** start Provided information **
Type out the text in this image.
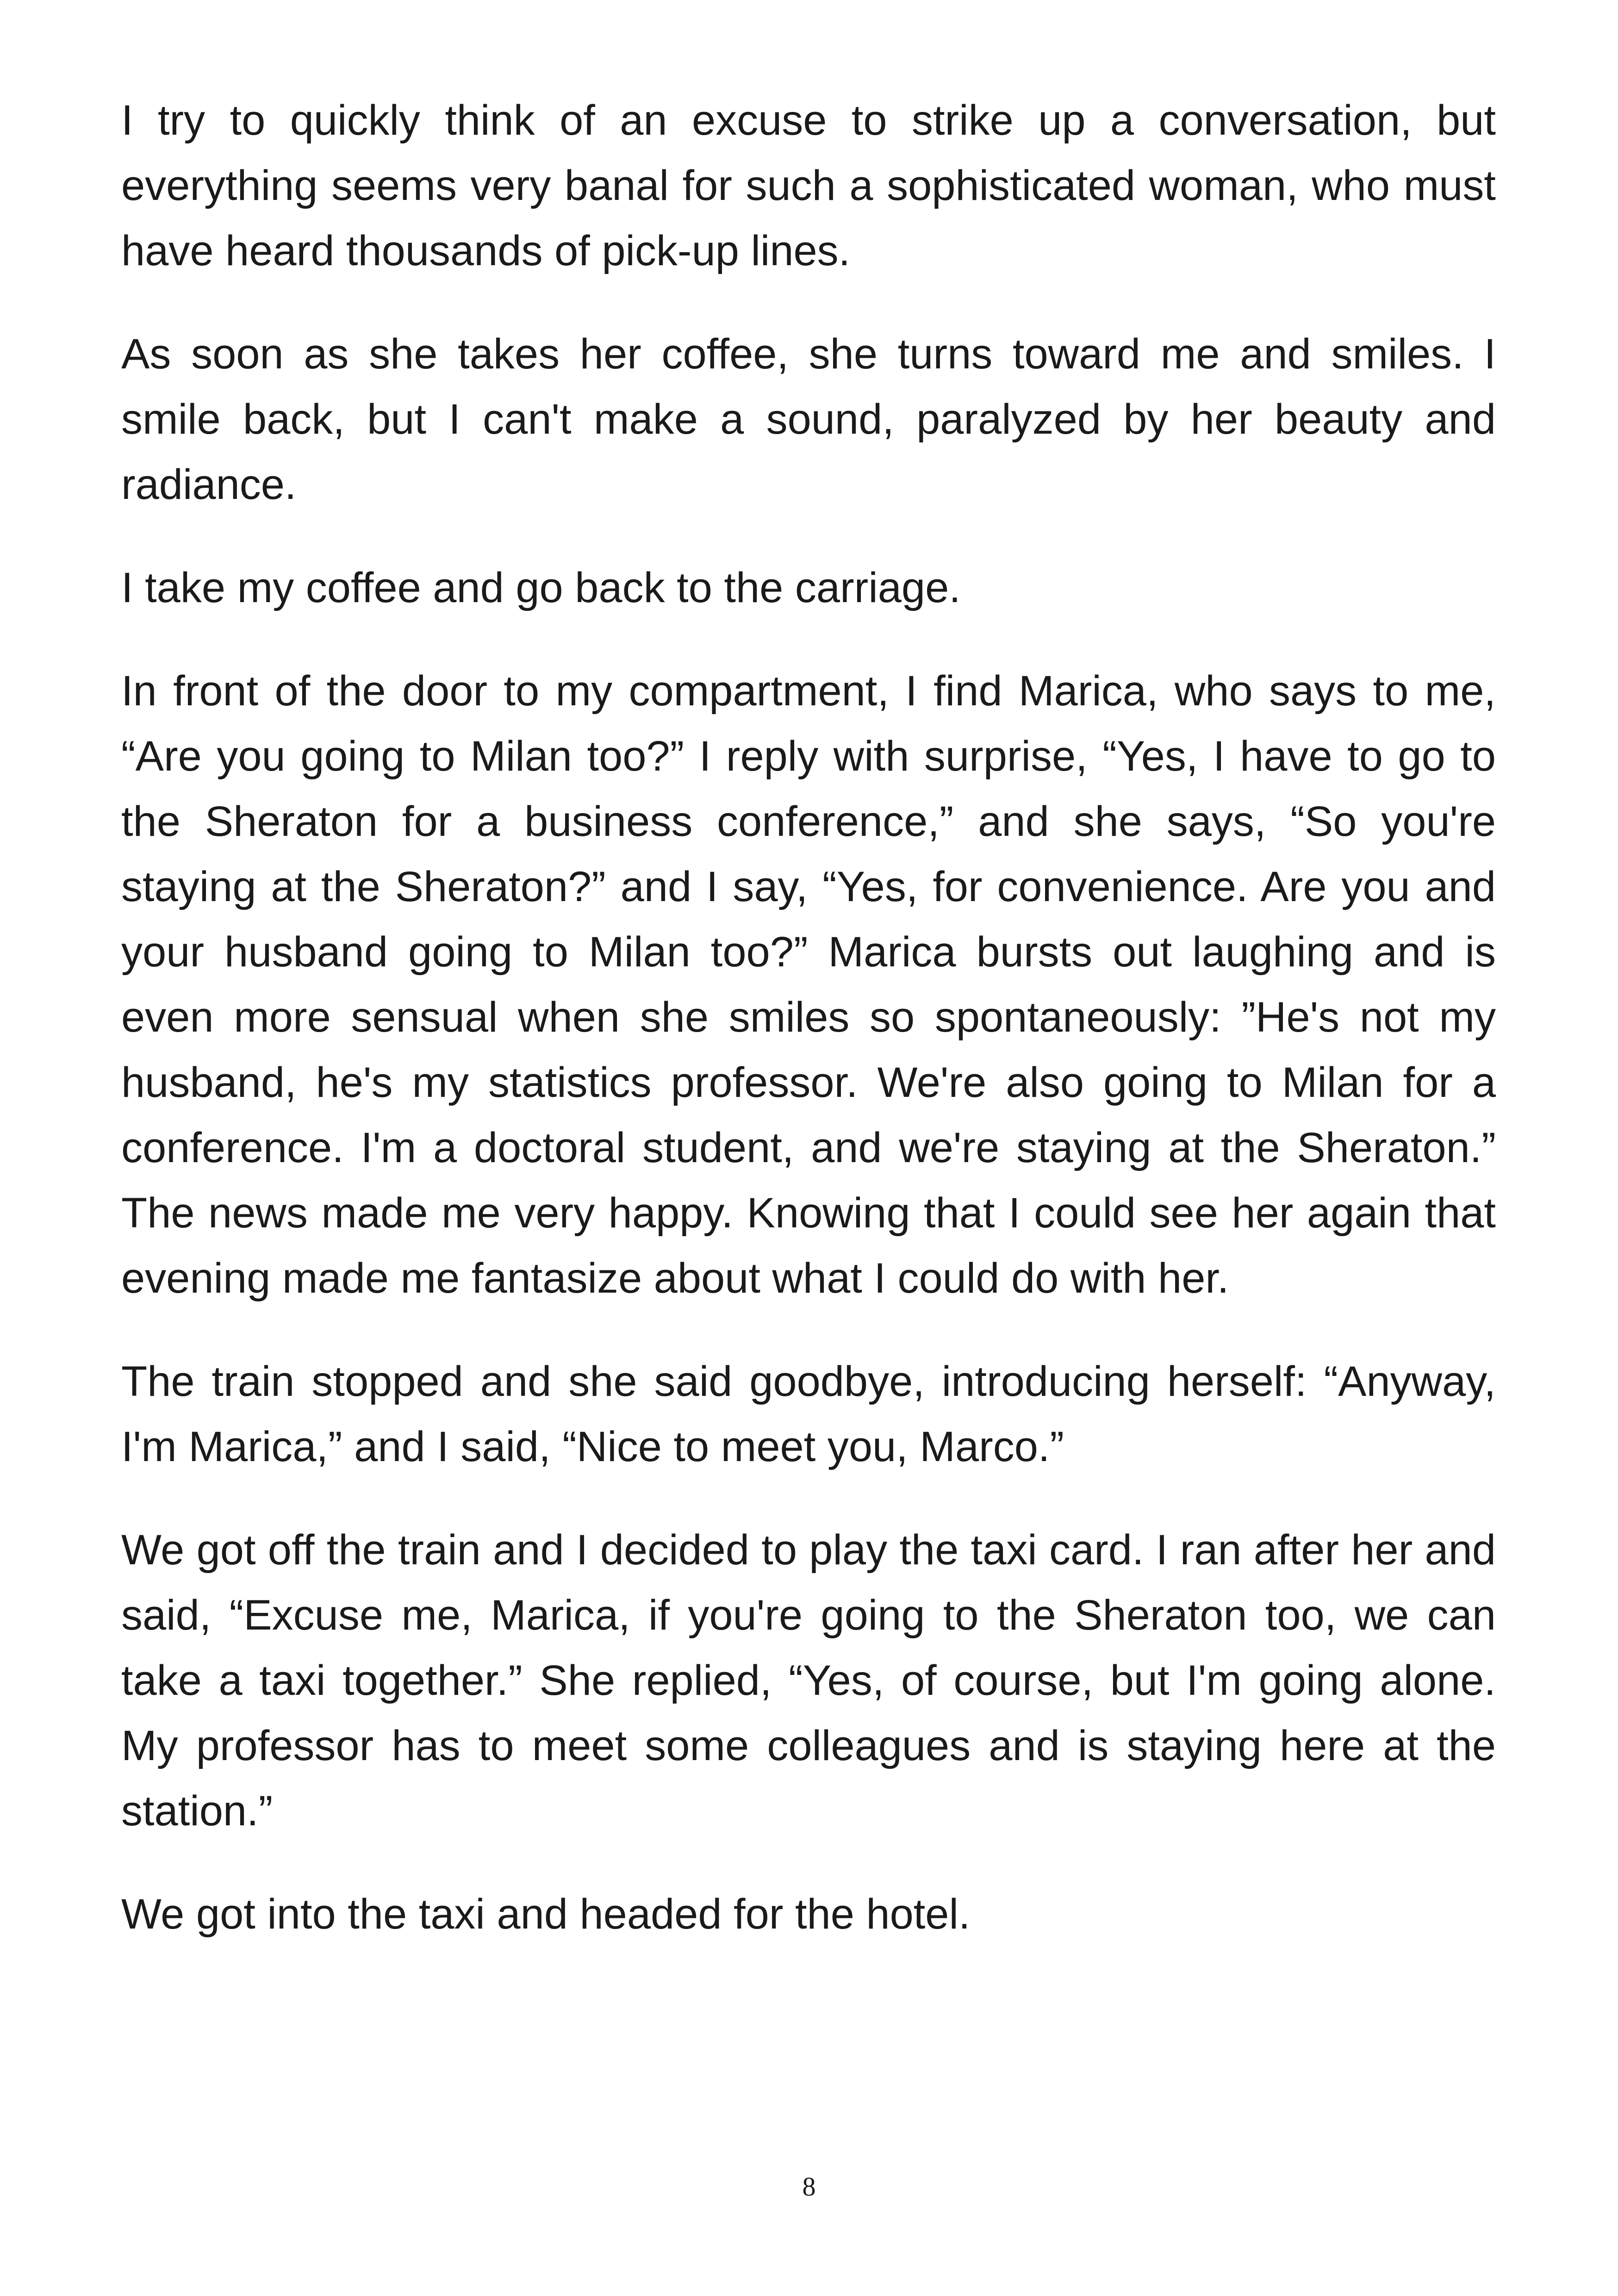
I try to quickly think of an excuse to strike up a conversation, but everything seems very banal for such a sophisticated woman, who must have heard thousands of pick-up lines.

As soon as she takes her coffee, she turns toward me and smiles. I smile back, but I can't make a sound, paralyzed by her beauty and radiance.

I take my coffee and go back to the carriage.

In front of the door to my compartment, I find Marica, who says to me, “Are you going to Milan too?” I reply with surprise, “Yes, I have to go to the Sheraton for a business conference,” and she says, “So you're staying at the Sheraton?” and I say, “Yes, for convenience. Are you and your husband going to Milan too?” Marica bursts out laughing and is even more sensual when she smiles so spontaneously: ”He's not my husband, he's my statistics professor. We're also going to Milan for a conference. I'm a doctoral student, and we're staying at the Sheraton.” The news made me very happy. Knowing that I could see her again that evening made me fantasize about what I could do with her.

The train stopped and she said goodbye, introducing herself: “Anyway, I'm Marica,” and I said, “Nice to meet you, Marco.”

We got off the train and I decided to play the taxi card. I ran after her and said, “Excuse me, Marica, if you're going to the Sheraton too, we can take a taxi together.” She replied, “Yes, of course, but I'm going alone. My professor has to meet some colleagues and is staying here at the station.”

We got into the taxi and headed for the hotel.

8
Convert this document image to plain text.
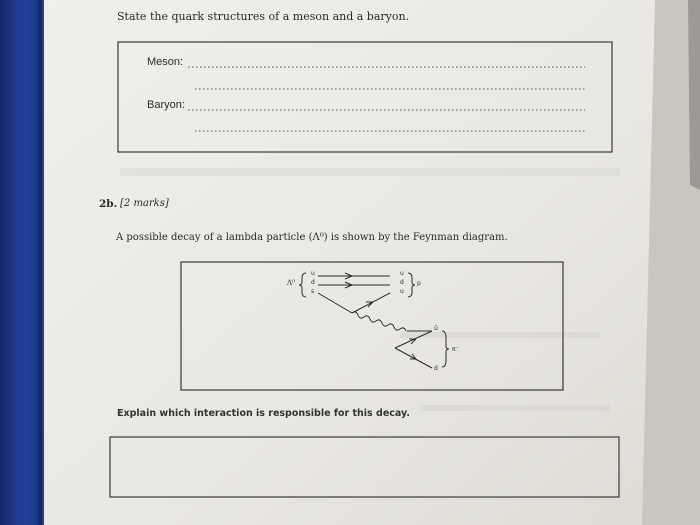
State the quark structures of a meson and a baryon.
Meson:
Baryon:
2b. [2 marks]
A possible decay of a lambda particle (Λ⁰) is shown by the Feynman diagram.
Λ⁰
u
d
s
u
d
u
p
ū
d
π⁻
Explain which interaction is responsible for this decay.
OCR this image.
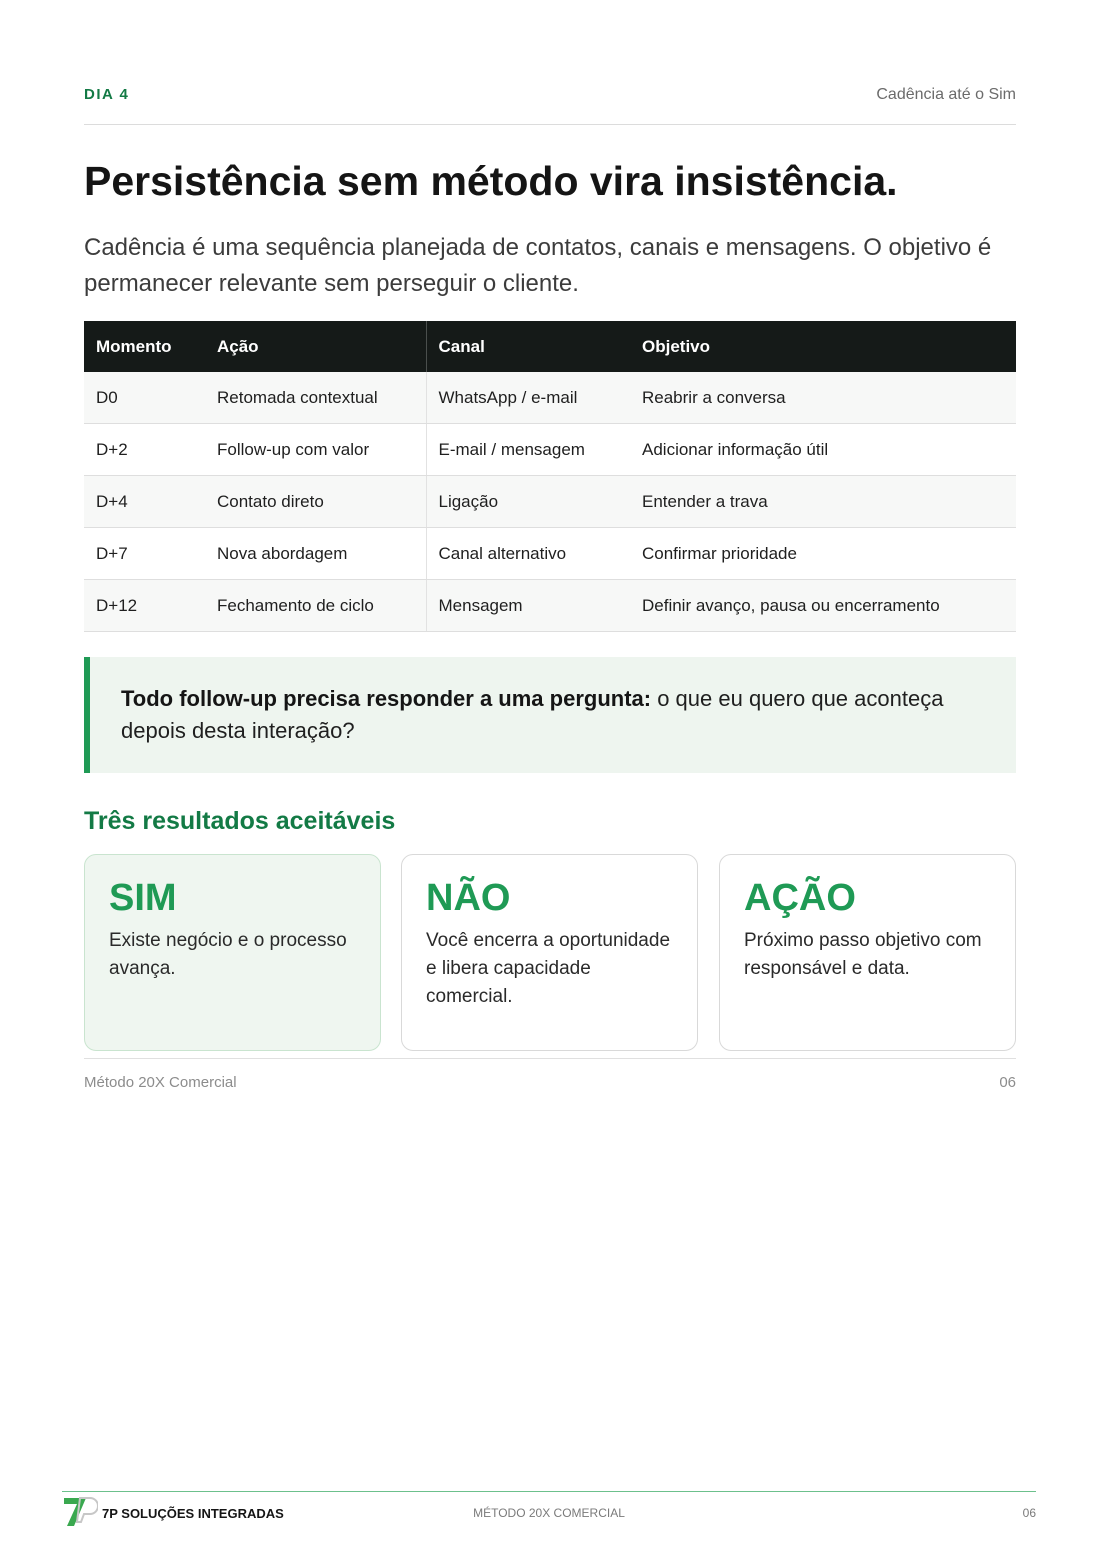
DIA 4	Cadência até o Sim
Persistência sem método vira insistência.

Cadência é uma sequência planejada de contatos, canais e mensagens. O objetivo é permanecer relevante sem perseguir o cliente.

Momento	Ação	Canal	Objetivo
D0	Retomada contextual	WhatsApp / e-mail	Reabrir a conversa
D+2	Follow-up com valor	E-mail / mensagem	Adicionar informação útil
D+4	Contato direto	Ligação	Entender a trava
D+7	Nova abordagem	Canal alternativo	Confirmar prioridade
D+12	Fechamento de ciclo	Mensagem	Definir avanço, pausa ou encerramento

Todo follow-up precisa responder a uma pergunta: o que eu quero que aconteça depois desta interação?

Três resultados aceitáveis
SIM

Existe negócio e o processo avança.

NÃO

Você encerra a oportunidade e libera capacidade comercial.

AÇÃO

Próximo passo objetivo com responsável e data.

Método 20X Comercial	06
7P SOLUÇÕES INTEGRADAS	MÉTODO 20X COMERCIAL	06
** end Provided information **
_To do:_ Copy each line of the data that contains the word "coffee".

_Task answer:_
As soon as she takes her coffee, she turns toward me and smiles. I smile back, but I can't make a sound, paralyzed by her beauty and radiance.
I take my coffee and go back to the carriage.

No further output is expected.